- **Aim of the exercise**:
Only the pictures are left out: repeat the rest of the entries exactly.

start

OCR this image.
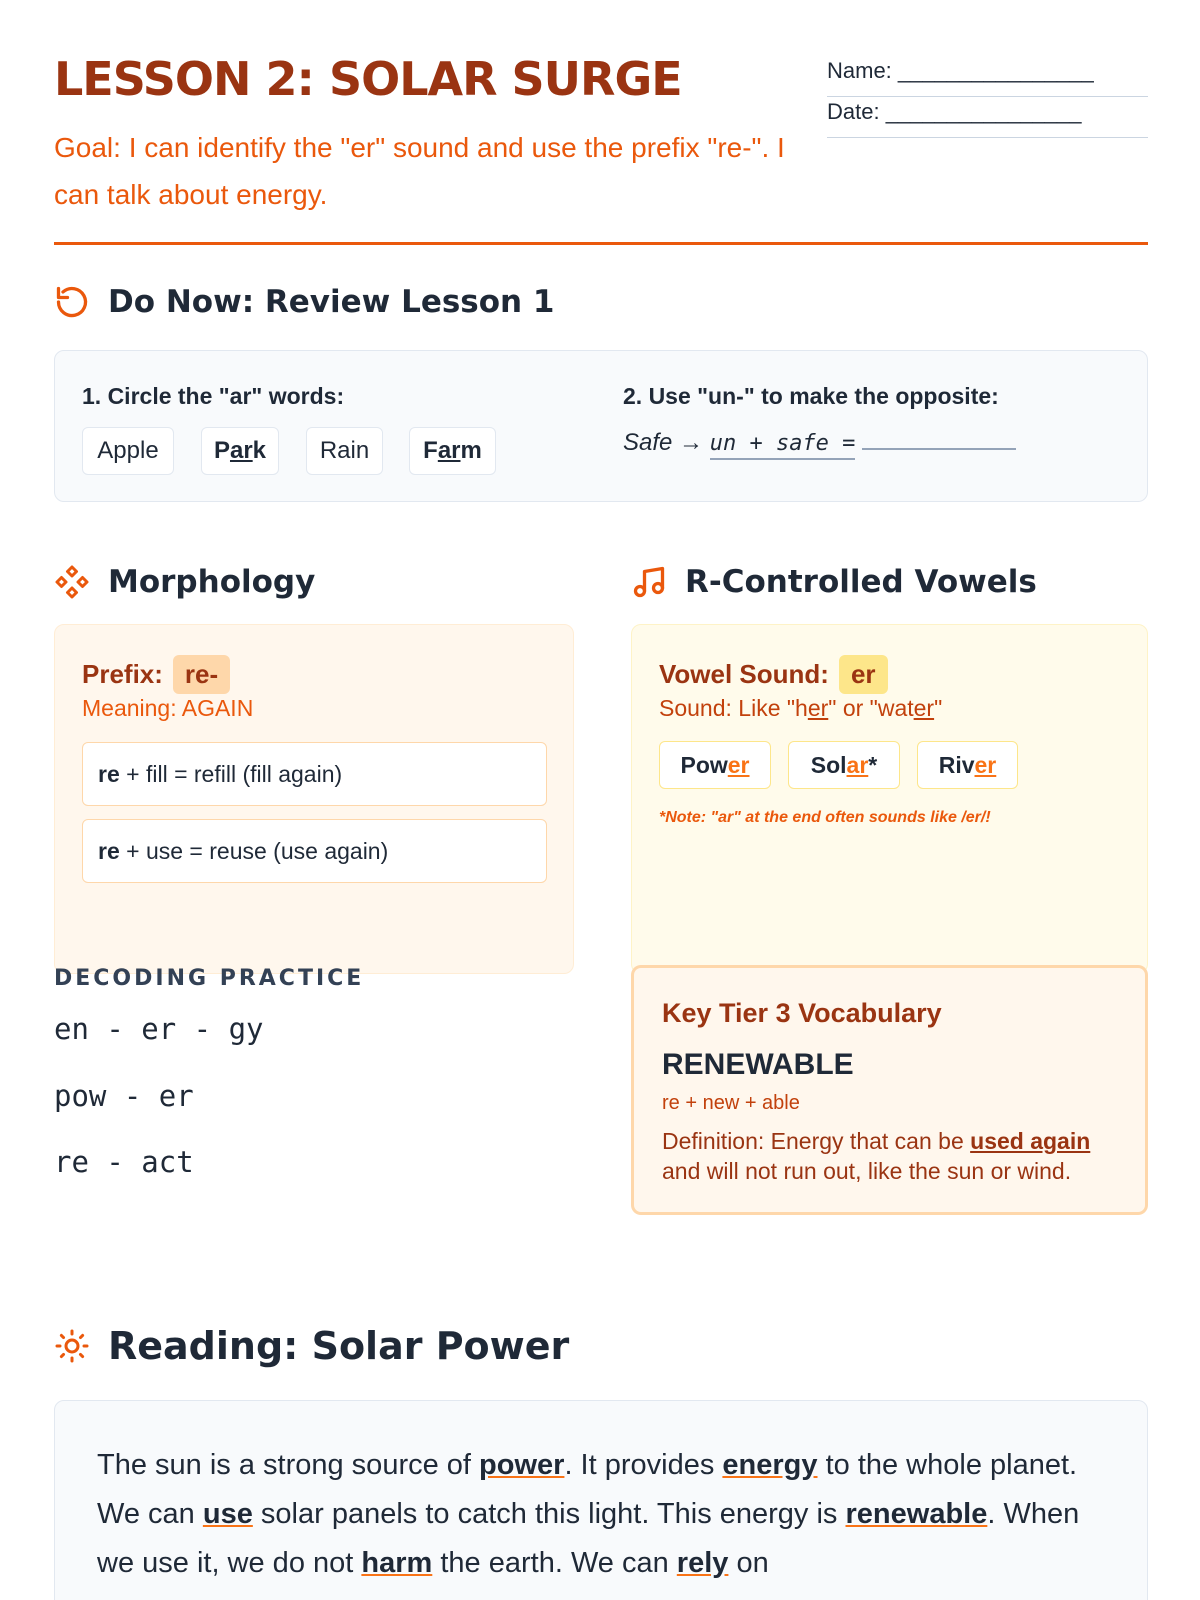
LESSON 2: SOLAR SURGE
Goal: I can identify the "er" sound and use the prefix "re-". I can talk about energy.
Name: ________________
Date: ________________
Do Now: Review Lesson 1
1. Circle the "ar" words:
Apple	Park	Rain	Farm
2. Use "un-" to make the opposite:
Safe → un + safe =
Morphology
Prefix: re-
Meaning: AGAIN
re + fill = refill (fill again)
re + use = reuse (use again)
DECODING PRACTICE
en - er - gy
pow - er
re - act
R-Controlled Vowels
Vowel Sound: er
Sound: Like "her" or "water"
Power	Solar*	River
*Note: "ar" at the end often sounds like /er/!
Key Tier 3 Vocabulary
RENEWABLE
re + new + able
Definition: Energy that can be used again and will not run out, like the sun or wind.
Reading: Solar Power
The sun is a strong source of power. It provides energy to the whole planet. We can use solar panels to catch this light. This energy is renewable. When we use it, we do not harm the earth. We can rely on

end

- **Solution**:
OCR this image.
LESSON 2: SOLAR SURGE
Goal: I can identify the "er" sound and use the prefix "re-". I can talk about energy.
Name: ________________
Date: ________________
Do Now: Review Lesson 1
1. Circle the "ar" words:
Apple	Park	Rain	Farm
2. Use "un-" to make the opposite:
Safe → un + safe =
Morphology
Prefix: re-
Meaning: AGAIN
re + fill = refill (fill again)
re + use = reuse (use again)
DECODING PRACTICE
en - er - gy
pow - er
re - act
R-Controlled Vowels
Vowel Sound: er
Sound: Like "her" or "water"
Power	Solar*	River
*Note: "ar" at the end often sounds like /er/!
Key Tier 3 Vocabulary
RENEWABLE
re + new + able
Definition: Energy that can be used again and will not run out, like the sun or wind.
Reading: Solar Power
The sun is a strong source of power. It provides energy to the whole planet. We can use solar panels to catch this light. This energy is renewable. When we use it, we do not harm the earth. We can rely on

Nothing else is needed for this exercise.